Goal:
Go through the material below and report how many lines contain "response". Give only the number.

Extracts from a graphics dataset
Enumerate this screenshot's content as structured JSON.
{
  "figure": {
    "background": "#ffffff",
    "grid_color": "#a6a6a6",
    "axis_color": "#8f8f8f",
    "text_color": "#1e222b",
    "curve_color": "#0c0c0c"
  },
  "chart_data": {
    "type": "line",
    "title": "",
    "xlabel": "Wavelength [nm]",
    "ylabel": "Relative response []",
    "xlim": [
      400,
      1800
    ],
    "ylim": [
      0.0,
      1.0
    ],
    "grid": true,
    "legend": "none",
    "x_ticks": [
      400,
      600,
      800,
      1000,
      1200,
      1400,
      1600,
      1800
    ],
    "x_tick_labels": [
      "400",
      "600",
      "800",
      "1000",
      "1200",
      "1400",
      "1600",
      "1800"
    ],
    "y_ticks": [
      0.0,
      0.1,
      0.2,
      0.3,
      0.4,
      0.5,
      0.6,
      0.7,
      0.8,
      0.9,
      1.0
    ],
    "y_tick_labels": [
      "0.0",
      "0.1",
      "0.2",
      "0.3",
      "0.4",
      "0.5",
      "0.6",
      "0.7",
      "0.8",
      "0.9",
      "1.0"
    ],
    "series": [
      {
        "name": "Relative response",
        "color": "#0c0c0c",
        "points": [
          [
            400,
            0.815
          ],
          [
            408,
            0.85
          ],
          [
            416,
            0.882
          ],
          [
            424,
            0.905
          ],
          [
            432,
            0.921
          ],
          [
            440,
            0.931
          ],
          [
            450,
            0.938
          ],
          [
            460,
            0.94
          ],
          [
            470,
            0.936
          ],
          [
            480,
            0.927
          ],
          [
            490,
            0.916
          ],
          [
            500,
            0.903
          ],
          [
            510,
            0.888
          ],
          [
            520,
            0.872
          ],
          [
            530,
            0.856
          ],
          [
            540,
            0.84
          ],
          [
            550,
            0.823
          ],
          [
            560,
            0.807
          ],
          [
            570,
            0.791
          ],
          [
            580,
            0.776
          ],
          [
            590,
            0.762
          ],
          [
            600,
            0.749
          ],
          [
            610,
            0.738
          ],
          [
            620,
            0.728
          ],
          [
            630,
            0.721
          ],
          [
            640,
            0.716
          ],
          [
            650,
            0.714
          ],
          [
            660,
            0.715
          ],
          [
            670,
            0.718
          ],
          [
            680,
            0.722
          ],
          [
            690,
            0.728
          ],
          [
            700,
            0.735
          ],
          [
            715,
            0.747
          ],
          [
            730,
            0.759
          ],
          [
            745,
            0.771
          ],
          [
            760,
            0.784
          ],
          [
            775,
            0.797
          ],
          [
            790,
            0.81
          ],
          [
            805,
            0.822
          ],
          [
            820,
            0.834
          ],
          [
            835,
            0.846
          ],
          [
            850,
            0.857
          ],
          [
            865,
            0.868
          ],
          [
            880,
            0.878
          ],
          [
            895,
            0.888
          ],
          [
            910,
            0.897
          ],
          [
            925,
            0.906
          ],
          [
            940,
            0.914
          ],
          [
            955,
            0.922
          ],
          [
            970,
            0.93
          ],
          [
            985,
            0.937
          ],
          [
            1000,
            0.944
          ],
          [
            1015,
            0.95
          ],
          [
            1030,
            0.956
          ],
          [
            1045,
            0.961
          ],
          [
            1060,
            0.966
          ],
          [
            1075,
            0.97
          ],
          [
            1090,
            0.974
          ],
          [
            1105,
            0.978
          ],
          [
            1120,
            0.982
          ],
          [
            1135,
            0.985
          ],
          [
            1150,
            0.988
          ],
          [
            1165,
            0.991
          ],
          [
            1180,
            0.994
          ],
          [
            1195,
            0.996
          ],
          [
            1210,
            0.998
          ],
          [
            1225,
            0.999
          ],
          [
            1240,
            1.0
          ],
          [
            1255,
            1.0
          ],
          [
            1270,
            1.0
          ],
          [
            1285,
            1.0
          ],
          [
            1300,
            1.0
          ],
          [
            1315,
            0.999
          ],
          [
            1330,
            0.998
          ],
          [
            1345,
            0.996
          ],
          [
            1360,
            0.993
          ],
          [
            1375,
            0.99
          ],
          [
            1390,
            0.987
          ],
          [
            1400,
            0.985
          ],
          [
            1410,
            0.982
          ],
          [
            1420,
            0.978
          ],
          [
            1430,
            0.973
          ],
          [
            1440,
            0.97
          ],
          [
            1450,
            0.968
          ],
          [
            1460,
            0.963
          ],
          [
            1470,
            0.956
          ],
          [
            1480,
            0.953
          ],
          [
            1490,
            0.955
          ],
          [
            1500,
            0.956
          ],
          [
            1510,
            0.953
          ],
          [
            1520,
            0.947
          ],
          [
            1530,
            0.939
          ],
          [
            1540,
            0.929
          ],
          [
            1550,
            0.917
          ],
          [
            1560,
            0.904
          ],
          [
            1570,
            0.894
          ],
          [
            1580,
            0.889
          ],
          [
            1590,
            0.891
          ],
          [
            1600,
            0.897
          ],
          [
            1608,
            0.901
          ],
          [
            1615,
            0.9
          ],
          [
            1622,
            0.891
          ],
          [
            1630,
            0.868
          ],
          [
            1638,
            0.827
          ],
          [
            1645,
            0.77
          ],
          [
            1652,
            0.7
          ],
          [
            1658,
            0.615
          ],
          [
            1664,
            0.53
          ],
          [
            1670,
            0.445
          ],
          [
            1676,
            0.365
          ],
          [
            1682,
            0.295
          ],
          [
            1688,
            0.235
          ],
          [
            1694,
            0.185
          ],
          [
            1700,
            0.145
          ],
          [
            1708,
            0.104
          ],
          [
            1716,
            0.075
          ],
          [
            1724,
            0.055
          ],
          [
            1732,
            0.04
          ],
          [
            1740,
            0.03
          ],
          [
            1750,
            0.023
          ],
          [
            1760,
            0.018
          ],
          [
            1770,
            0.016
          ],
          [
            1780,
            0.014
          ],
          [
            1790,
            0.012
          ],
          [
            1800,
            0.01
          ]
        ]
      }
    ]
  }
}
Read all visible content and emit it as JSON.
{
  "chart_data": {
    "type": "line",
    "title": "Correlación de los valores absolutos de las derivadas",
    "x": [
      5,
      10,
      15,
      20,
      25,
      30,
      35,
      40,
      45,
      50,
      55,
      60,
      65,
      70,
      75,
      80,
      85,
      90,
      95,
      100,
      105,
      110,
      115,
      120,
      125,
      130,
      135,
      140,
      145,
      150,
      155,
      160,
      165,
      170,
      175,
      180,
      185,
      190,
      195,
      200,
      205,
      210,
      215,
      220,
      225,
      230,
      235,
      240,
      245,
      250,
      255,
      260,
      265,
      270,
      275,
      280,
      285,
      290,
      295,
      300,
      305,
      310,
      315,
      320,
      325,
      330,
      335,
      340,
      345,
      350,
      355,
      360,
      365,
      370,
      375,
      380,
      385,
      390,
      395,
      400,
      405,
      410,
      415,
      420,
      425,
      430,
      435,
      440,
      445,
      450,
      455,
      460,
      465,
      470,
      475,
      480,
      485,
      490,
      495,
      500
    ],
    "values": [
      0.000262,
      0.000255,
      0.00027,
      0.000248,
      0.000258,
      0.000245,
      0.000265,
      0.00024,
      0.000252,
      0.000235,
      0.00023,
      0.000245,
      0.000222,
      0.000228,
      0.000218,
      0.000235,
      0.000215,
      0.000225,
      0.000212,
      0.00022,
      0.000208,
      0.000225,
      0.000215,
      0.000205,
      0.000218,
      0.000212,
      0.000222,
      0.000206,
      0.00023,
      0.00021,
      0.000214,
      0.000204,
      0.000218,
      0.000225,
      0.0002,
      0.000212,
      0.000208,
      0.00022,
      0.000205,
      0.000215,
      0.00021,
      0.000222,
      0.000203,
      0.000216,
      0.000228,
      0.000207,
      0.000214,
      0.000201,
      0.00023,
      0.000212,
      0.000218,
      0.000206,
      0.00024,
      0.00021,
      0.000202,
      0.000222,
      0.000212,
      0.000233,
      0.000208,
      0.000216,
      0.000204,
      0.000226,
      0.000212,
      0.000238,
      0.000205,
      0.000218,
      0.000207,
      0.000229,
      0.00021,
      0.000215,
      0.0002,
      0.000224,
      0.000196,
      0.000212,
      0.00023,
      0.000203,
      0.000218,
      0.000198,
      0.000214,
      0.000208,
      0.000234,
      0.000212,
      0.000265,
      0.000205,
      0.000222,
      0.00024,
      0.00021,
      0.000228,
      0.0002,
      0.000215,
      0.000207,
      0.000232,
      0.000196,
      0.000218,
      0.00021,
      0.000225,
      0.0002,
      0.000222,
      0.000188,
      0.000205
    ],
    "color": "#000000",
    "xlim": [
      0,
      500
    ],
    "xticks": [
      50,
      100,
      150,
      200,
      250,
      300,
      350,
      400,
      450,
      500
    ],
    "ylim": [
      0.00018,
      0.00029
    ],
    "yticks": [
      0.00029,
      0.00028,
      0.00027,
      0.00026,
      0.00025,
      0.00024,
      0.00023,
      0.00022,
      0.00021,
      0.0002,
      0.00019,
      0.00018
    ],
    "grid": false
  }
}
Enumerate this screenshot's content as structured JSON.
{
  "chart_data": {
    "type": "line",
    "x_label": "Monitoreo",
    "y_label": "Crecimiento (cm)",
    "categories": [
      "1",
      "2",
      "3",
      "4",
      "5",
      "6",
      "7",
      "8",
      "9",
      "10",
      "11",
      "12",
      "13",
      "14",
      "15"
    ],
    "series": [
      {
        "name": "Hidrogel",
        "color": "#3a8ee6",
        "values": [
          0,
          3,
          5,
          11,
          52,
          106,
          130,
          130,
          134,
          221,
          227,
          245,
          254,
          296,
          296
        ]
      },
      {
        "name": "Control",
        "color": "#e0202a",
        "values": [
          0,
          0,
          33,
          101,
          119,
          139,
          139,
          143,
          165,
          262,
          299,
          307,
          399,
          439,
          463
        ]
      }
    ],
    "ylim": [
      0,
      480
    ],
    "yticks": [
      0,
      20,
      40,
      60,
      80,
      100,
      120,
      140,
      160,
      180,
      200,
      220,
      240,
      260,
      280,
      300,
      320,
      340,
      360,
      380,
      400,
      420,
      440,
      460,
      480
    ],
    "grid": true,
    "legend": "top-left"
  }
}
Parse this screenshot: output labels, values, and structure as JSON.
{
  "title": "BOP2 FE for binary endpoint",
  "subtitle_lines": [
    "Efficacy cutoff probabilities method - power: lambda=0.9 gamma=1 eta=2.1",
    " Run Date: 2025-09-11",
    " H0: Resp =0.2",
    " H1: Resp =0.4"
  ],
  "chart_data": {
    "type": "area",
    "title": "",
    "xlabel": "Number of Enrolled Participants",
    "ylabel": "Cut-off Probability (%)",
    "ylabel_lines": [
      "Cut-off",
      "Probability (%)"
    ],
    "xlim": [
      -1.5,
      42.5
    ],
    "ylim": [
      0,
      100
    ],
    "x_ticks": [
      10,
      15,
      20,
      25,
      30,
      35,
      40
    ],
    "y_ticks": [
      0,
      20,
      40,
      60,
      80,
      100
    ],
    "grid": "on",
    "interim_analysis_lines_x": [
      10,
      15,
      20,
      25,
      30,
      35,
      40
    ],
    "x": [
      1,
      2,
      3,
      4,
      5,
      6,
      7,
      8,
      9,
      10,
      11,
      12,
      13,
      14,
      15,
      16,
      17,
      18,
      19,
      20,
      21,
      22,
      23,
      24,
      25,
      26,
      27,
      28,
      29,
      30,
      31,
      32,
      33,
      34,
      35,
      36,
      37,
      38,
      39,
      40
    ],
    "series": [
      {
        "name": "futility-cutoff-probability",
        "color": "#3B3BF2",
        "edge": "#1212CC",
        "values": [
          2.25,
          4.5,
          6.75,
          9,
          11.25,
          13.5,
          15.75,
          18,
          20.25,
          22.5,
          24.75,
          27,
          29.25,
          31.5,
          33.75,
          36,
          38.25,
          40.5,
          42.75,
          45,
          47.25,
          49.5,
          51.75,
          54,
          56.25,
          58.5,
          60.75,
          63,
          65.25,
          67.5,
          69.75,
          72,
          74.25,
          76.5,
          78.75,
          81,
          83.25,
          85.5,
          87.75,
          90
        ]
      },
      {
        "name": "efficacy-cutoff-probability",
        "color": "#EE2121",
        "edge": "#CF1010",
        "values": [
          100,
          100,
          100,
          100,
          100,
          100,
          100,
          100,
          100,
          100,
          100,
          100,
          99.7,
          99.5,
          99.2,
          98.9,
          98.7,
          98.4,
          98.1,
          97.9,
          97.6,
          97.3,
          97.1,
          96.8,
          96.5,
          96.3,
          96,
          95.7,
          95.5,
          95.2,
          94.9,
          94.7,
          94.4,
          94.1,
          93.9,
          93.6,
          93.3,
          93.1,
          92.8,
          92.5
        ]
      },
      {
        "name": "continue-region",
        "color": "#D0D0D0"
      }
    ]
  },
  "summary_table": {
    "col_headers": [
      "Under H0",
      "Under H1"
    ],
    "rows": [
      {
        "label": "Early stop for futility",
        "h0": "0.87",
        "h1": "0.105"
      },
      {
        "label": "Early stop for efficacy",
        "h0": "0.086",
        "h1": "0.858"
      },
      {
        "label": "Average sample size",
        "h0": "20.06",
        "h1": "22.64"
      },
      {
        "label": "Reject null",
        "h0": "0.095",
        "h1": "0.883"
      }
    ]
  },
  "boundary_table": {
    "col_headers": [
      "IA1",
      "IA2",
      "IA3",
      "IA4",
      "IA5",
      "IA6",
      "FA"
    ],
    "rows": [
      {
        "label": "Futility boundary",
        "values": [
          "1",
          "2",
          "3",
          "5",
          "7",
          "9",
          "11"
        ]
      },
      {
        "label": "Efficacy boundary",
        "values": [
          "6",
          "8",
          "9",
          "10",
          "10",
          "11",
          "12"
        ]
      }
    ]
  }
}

Task solution:
2